THE TASK: Each line that holds the word "type" should be returned.
-- Start --
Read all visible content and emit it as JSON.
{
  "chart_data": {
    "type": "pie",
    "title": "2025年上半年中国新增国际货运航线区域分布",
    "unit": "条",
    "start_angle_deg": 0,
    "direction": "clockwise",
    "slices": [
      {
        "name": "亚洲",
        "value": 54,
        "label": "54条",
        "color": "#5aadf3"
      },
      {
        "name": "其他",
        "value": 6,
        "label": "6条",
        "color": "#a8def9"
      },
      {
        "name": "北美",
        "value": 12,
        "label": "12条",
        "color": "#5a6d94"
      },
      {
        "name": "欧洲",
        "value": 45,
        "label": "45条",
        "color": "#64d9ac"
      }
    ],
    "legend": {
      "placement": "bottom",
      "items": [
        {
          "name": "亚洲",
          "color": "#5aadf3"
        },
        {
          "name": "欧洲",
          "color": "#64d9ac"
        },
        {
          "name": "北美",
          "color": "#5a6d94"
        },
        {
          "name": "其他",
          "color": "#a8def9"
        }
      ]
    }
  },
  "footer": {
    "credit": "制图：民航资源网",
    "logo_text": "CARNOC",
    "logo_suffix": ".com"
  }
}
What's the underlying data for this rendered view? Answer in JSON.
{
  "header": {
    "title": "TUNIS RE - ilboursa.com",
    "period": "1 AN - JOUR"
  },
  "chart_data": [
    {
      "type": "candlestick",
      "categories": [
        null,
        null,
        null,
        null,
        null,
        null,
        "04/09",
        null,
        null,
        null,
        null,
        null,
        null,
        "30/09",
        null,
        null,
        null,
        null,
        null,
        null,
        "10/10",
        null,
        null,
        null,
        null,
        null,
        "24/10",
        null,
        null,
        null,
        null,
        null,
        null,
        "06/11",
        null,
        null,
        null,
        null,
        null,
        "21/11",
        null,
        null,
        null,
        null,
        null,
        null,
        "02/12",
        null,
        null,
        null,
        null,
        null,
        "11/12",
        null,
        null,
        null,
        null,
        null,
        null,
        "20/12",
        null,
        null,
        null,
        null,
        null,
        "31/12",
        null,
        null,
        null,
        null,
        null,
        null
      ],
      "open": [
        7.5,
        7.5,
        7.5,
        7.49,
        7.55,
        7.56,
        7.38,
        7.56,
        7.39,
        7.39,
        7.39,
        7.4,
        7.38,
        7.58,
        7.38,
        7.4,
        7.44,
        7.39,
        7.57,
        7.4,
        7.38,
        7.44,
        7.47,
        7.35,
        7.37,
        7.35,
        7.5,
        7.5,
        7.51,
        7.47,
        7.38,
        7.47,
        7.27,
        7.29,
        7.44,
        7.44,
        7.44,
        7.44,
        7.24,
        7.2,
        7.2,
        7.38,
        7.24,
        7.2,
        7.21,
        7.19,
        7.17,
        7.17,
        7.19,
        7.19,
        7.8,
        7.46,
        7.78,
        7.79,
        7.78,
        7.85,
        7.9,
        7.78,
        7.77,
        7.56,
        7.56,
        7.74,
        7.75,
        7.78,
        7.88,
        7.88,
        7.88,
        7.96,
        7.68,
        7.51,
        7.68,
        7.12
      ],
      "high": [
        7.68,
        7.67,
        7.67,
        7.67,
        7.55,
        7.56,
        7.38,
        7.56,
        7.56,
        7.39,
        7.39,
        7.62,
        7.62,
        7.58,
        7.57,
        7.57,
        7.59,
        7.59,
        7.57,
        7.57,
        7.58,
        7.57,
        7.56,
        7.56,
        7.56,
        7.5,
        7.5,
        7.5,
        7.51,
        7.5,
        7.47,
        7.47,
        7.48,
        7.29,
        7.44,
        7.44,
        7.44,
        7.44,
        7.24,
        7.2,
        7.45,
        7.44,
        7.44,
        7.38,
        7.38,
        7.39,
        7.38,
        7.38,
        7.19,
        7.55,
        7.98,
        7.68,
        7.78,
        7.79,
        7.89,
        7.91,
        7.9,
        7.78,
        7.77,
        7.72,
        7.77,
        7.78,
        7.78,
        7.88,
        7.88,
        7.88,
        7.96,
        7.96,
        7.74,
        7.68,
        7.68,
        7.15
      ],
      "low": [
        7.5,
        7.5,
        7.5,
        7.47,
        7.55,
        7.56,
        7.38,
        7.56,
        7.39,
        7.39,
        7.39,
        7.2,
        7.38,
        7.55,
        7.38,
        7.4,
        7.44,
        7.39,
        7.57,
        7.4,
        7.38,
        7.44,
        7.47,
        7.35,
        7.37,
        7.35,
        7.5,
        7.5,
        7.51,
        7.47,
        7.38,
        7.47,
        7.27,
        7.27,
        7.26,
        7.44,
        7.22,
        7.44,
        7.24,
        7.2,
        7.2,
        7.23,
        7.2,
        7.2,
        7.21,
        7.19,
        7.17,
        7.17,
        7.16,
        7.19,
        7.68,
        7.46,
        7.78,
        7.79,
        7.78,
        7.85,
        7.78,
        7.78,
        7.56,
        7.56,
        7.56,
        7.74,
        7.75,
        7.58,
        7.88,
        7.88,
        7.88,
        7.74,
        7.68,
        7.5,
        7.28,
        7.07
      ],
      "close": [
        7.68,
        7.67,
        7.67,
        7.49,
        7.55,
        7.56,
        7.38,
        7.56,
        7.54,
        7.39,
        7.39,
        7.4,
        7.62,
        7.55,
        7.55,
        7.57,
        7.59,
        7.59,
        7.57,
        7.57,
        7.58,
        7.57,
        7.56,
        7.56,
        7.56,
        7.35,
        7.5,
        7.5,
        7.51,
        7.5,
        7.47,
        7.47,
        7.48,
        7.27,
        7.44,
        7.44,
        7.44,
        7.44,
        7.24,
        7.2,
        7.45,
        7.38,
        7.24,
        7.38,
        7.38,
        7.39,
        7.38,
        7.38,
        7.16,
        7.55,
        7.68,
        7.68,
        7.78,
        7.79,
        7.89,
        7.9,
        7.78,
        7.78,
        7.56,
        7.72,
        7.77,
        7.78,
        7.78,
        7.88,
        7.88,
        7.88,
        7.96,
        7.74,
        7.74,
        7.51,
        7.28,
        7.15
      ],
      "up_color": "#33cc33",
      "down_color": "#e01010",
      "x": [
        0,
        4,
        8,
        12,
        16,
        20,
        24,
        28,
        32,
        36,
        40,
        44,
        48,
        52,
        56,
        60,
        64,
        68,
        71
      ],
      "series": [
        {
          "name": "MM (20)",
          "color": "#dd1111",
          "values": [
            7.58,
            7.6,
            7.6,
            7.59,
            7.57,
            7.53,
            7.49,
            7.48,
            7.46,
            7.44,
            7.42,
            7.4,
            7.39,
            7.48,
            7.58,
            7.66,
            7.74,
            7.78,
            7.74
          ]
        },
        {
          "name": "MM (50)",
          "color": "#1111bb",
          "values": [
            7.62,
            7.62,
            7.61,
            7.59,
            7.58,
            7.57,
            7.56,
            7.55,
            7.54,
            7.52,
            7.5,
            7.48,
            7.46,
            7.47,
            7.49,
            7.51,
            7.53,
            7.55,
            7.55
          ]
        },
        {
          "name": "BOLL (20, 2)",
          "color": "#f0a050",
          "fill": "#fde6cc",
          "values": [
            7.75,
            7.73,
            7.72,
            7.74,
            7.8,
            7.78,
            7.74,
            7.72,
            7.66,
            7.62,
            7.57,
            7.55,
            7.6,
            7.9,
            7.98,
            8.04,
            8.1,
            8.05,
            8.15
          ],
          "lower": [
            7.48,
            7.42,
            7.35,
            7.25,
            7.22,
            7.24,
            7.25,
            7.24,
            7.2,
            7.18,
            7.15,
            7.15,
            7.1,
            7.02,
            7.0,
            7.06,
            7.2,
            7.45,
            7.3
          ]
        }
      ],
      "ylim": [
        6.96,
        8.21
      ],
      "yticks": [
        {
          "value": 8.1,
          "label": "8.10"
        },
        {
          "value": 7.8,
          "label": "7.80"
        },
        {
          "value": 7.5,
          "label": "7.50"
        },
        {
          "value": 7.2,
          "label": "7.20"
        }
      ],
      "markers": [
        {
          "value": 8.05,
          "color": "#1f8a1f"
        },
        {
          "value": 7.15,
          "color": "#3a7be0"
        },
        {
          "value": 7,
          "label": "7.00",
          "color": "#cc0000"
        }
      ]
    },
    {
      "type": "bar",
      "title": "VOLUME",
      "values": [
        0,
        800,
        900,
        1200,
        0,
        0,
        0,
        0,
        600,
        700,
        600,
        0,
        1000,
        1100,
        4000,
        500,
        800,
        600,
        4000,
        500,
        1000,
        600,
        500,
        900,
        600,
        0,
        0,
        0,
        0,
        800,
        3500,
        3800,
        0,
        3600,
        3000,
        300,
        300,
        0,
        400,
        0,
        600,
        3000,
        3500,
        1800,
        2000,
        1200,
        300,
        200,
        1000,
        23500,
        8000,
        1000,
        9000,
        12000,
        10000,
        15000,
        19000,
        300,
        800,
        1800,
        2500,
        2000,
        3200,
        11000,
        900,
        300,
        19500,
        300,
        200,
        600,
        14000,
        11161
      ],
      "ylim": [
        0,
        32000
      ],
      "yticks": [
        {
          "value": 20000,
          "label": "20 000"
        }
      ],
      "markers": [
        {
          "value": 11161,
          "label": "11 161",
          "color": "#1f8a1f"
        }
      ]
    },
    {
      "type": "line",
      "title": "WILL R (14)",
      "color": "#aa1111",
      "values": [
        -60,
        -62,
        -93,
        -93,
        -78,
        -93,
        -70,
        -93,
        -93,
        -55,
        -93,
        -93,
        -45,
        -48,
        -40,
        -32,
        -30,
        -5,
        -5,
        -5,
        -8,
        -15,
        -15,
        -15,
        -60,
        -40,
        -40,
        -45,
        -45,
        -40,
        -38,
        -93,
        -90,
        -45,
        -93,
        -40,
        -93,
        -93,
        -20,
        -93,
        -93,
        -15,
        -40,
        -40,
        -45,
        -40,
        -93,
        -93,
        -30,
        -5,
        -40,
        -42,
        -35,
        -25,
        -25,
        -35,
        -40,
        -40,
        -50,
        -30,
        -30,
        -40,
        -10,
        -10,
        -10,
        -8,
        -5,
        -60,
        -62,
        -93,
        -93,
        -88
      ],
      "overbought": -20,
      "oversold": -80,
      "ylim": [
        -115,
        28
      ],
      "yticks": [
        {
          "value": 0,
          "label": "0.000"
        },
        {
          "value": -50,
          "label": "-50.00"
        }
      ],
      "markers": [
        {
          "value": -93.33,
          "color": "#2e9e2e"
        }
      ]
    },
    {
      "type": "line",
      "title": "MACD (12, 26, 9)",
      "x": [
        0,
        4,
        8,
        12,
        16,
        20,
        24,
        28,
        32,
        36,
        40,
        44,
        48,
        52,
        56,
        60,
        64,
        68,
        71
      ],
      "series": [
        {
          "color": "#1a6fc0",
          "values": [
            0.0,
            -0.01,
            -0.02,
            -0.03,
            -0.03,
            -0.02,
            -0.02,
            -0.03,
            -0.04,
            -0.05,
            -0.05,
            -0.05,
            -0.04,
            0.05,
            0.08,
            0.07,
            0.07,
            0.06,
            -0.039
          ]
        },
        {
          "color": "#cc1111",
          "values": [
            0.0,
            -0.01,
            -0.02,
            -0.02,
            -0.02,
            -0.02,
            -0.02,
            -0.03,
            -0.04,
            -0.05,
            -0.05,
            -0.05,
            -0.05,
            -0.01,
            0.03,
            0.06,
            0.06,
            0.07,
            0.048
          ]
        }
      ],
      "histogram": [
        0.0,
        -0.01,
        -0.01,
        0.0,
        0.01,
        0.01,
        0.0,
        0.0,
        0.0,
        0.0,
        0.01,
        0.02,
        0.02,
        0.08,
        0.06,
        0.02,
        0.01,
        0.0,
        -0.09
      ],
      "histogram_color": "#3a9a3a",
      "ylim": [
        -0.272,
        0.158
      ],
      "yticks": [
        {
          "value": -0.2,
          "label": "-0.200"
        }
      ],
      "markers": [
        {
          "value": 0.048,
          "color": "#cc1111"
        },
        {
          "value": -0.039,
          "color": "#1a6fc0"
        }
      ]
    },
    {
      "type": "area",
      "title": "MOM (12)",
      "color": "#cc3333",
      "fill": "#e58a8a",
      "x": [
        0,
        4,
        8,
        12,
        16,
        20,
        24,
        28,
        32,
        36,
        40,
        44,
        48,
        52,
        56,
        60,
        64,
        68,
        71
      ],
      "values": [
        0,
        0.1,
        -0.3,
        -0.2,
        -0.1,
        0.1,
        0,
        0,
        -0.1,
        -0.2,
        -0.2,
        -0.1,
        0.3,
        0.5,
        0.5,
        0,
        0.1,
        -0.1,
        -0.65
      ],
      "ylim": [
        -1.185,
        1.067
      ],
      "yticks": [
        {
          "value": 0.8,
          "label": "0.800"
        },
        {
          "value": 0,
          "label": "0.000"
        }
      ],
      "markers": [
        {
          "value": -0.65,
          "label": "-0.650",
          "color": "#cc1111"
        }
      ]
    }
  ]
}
-- End --
WORKED SOLUTION:
    "type": "pie",
      "type": "candlestick",
      "type": "bar",
      "type": "line",
      "type": "line",
      "type": "area",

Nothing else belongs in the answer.